* TASK TO CARRY OUT: Please transcribe the data below exactly. Leave the pictures out.

──────

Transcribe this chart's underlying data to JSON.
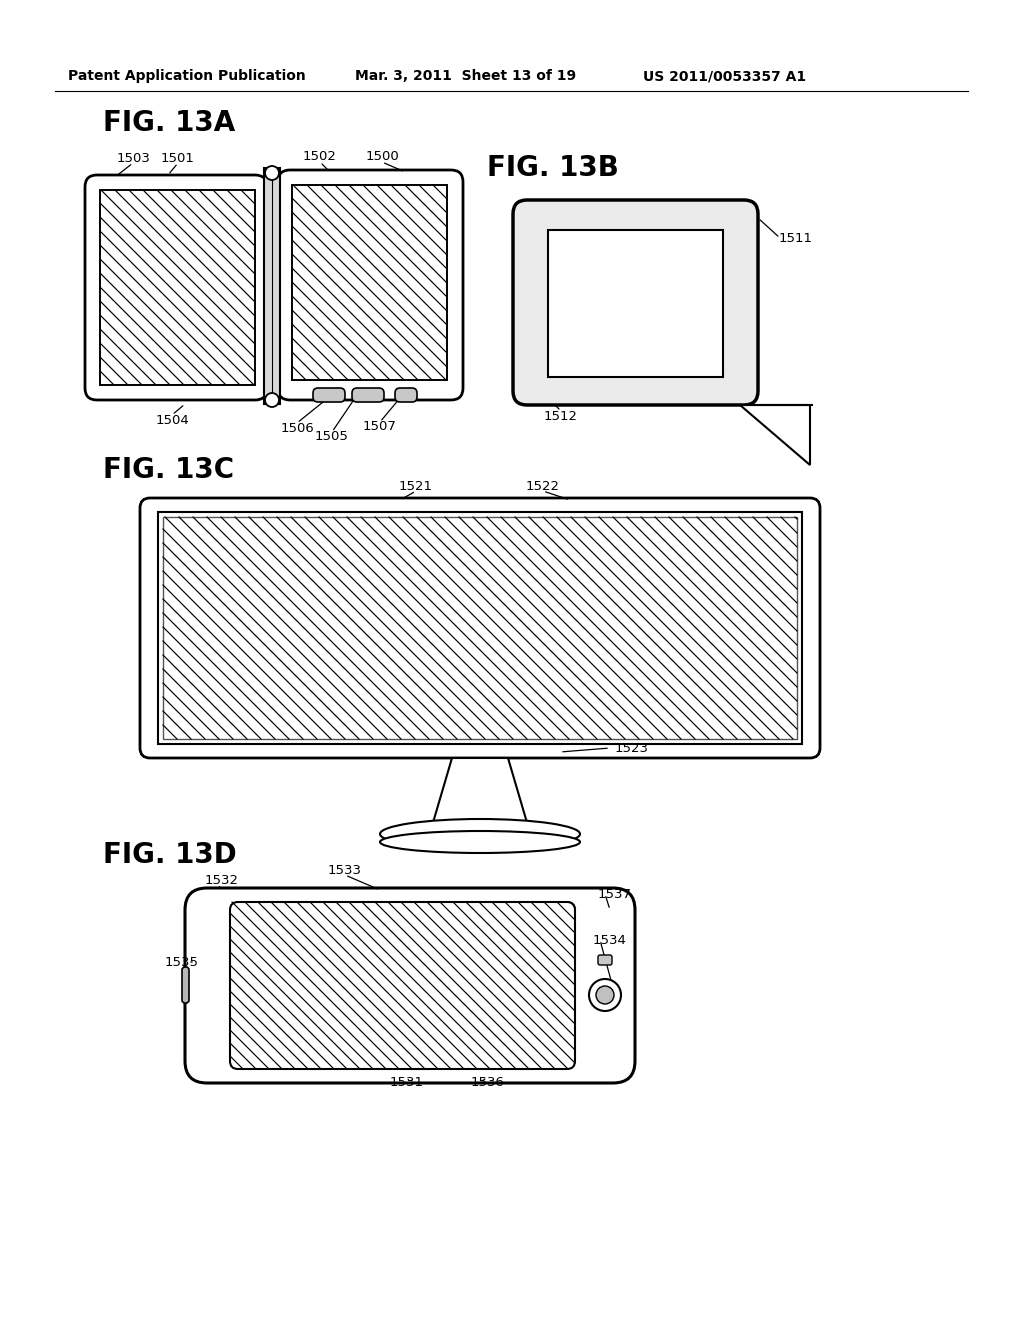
{
  "header_left": "Patent Application Publication",
  "header_mid": "Mar. 3, 2011  Sheet 13 of 19",
  "header_right": "US 2011/0053357 A1",
  "fig13a_label": "FIG. 13A",
  "fig13b_label": "FIG. 13B",
  "fig13c_label": "FIG. 13C",
  "fig13d_label": "FIG. 13D"
}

──────

* ANSWER FOR THE TASK:
Transcribe this chart's underlying data to JSON.
{
  "header_left": "Patent Application Publication",
  "header_mid": "Mar. 3, 2011  Sheet 13 of 19",
  "header_right": "US 2011/0053357 A1",
  "fig13a_label": "FIG. 13A",
  "fig13b_label": "FIG. 13B",
  "fig13c_label": "FIG. 13C",
  "fig13d_label": "FIG. 13D"
}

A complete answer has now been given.